● TO DO
Every record below should be written out exactly; pictures stay out.

● SUPPLIED MATERIAL
>>>

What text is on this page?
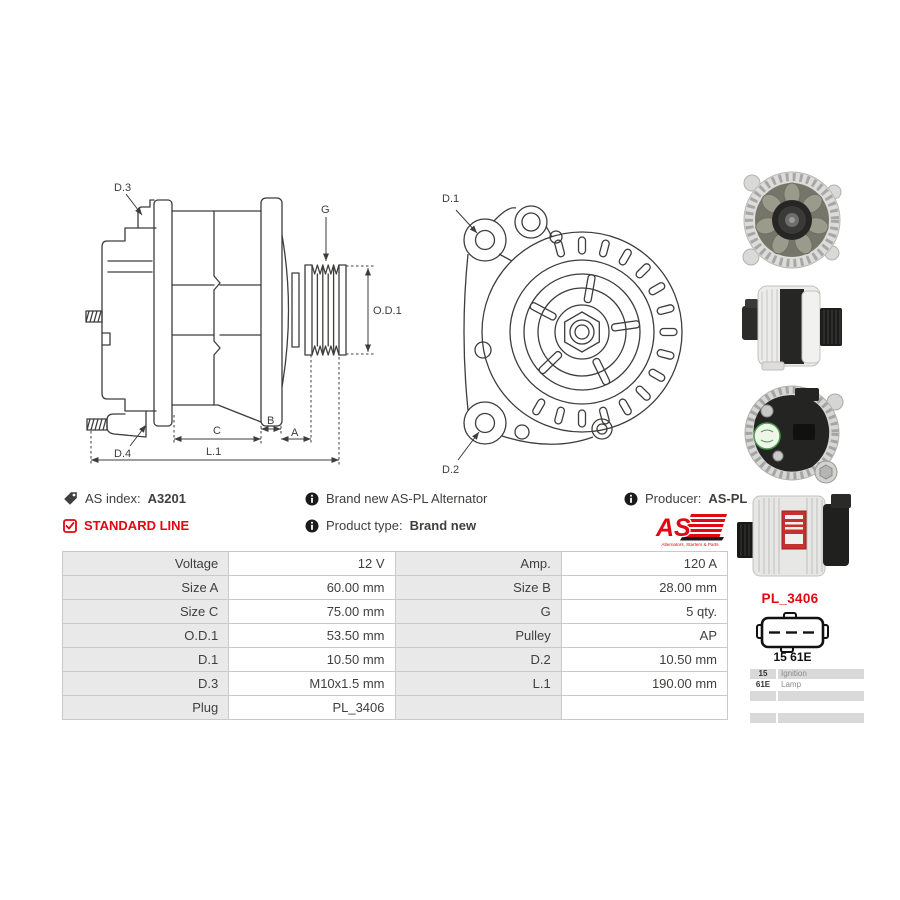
D.3
G
O.D.1
D.4
C
B
A
L.1
D.1
D.2
AS index: A3201
STANDARD LINE
Brand new AS-PL Alternator
Product type: Brand new
Producer: AS-PL
AS
Alternators, Starters & Parts
Voltage	12 V	Amp.	120 A
Size A	60.00 mm	Size B	28.00 mm
Size C	75.00 mm	G	5 qty.
O.D.1	53.50 mm	Pulley	AP
D.1	10.50 mm	D.2	10.50 mm
D.3	M10x1.5 mm	L.1	190.00 mm
Plug	PL_3406		
PL_3406
15 61E
15	Ignition
61E	Lamp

<<<

● RESULT BELOW
What text is on this page?
D.3
G
O.D.1
D.4
C
B
A
L.1
D.1
D.2
AS index: A3201
STANDARD LINE
Brand new AS-PL Alternator
Product type: Brand new
Producer: AS-PL
AS
Alternators, Starters & Parts
Voltage	12 V	Amp.	120 A
Size A	60.00 mm	Size B	28.00 mm
Size C	75.00 mm	G	5 qty.
O.D.1	53.50 mm	Pulley	AP
D.1	10.50 mm	D.2	10.50 mm
D.3	M10x1.5 mm	L.1	190.00 mm
Plug	PL_3406		
PL_3406
15 61E
15	Ignition
61E	Lamp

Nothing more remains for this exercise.